Exercise instructions — Pull out every line of the listing that contains the string "axis", matching case exactly.

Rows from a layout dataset
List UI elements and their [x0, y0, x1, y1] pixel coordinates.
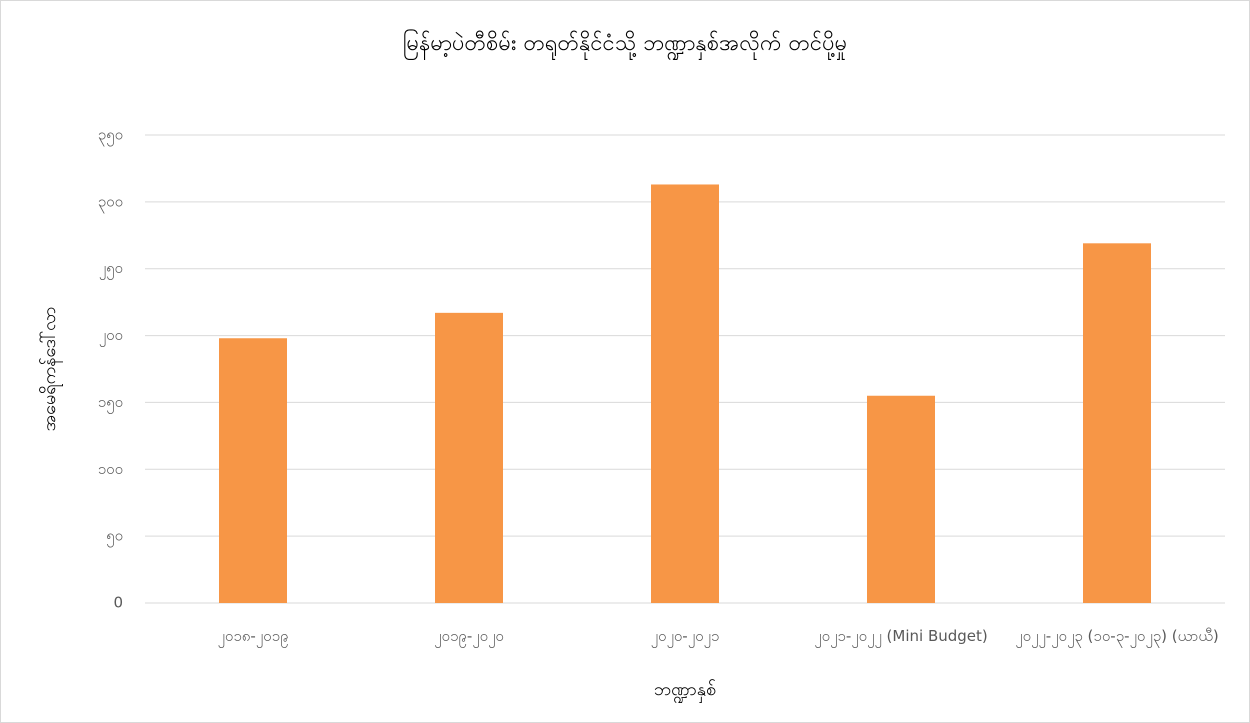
y-tick-label: ၁၅၀ [98, 393, 123, 414]
bar [1083, 243, 1151, 603]
y-tick-label: 0 [113, 594, 123, 612]
x-tick-label: ၂၀၂၂-၂၀၂၃ (၁၀-၃-၂၀၂၃) (ယာယီ) [1015, 627, 1219, 645]
chart-title: မြန်မာ့ပဲတီစိမ်း တရုတ်နိုင်ငံသို့ ဘဏ္ဍာန… [403, 29, 847, 61]
x-tick-label: ၂၀၂၀-၂၀၂၁ [650, 627, 720, 645]
bar [219, 338, 287, 603]
y-tick-label: ၂၅၀ [99, 259, 123, 280]
y-axis-label: အမေရိကန်ဒေါ်လာ [39, 307, 63, 432]
x-tick-label: ၂၀၁၈-၂၀၁၉ [217, 627, 289, 645]
bar [435, 312, 503, 603]
y-tick-label: ၁၀၀ [98, 460, 123, 478]
y-tick-label: ၃၅၀ [98, 126, 123, 147]
x-tick-label: ၂၀၂၁-၂၀၂၂ (Mini Budget) [814, 627, 988, 645]
y-tick-label: ၂၀၀ [99, 326, 123, 347]
x-axis-label: ဘဏ္ဍာနှစ် [654, 679, 716, 703]
bar [651, 184, 719, 603]
y-tick-label: ၃၀၀ [98, 192, 123, 213]
x-tick-label: ၂၀၁၉-၂၀၂၀ [434, 627, 504, 645]
y-tick-label: ၅၀ [106, 527, 123, 548]
bar [867, 395, 935, 603]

Task answer —
y-axis-label: အမေရိကန်ဒေါ်လာ [39, 307, 63, 432]
x-axis-label: ဘဏ္ဍာနှစ် [654, 679, 716, 703]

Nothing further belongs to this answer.